[RECORDS FOR THIS EXERCISE start]
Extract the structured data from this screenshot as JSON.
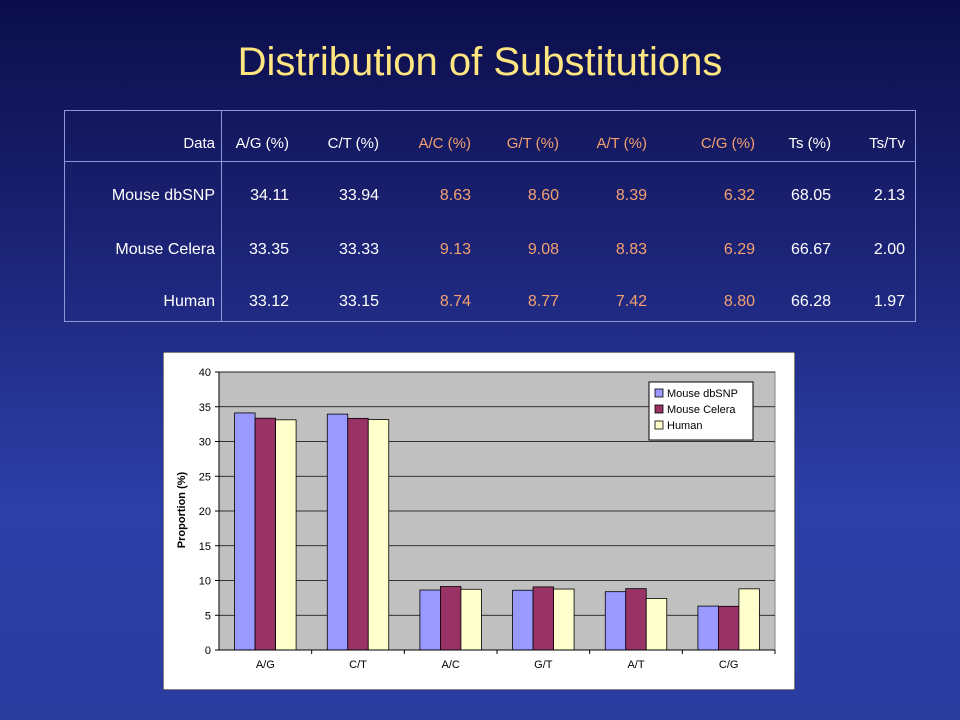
{
  "title": "Distribution of Substitutions",
  "table": {
    "headers": [
      "Data",
      "A/G (%)",
      "C/T (%)",
      "A/C (%)",
      "G/T (%)",
      "A/T (%)",
      "C/G (%)",
      "Ts (%)",
      "Ts/Tv"
    ],
    "rows": [
      {
        "label": "Mouse dbSNP",
        "values": [
          "34.11",
          "33.94",
          "8.63",
          "8.60",
          "8.39",
          "6.32",
          "68.05",
          "2.13"
        ]
      },
      {
        "label": "Mouse Celera",
        "values": [
          "33.35",
          "33.33",
          "9.13",
          "9.08",
          "8.83",
          "6.29",
          "66.67",
          "2.00"
        ]
      },
      {
        "label": "Human",
        "values": [
          "33.12",
          "33.15",
          "8.74",
          "8.77",
          "7.42",
          "8.80",
          "66.28",
          "1.97"
        ]
      }
    ],
    "colors": {
      "text": "#ffffff",
      "highlight": "#f4a070"
    }
  },
  "chart_data": {
    "type": "bar",
    "categories": [
      "A/G",
      "C/T",
      "A/C",
      "G/T",
      "A/T",
      "C/G"
    ],
    "series": [
      {
        "name": "Mouse dbSNP",
        "values": [
          34.11,
          33.94,
          8.63,
          8.6,
          8.39,
          6.32
        ],
        "color": "#9999ff"
      },
      {
        "name": "Mouse Celera",
        "values": [
          33.35,
          33.33,
          9.13,
          9.08,
          8.83,
          6.29
        ],
        "color": "#993366"
      },
      {
        "name": "Human",
        "values": [
          33.12,
          33.15,
          8.74,
          8.77,
          7.42,
          8.8
        ],
        "color": "#ffffcc"
      }
    ],
    "ylabel": "Proportion (%)",
    "xlabel": "",
    "ylim": [
      0,
      40
    ],
    "yticks": [
      "0",
      "5",
      "10",
      "15",
      "20",
      "25",
      "30",
      "35",
      "40"
    ],
    "grid": true,
    "legend": "top-right",
    "plot_background": "#c0c0c0"
  }
}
[RECORDS FOR THIS EXERCISE end]
YOUR TASK: Quote the full listing above word for word; exclude every picture from the copy.

FINISHED ANSWER:
Extract the structured data from this screenshot as JSON.
{
  "title": "Distribution of Substitutions",
  "table": {
    "headers": [
      "Data",
      "A/G (%)",
      "C/T (%)",
      "A/C (%)",
      "G/T (%)",
      "A/T (%)",
      "C/G (%)",
      "Ts (%)",
      "Ts/Tv"
    ],
    "rows": [
      {
        "label": "Mouse dbSNP",
        "values": [
          "34.11",
          "33.94",
          "8.63",
          "8.60",
          "8.39",
          "6.32",
          "68.05",
          "2.13"
        ]
      },
      {
        "label": "Mouse Celera",
        "values": [
          "33.35",
          "33.33",
          "9.13",
          "9.08",
          "8.83",
          "6.29",
          "66.67",
          "2.00"
        ]
      },
      {
        "label": "Human",
        "values": [
          "33.12",
          "33.15",
          "8.74",
          "8.77",
          "7.42",
          "8.80",
          "66.28",
          "1.97"
        ]
      }
    ],
    "colors": {
      "text": "#ffffff",
      "highlight": "#f4a070"
    }
  },
  "chart_data": {
    "type": "bar",
    "categories": [
      "A/G",
      "C/T",
      "A/C",
      "G/T",
      "A/T",
      "C/G"
    ],
    "series": [
      {
        "name": "Mouse dbSNP",
        "values": [
          34.11,
          33.94,
          8.63,
          8.6,
          8.39,
          6.32
        ],
        "color": "#9999ff"
      },
      {
        "name": "Mouse Celera",
        "values": [
          33.35,
          33.33,
          9.13,
          9.08,
          8.83,
          6.29
        ],
        "color": "#993366"
      },
      {
        "name": "Human",
        "values": [
          33.12,
          33.15,
          8.74,
          8.77,
          7.42,
          8.8
        ],
        "color": "#ffffcc"
      }
    ],
    "ylabel": "Proportion (%)",
    "xlabel": "",
    "ylim": [
      0,
      40
    ],
    "yticks": [
      "0",
      "5",
      "10",
      "15",
      "20",
      "25",
      "30",
      "35",
      "40"
    ],
    "grid": true,
    "legend": "top-right",
    "plot_background": "#c0c0c0"
  }
}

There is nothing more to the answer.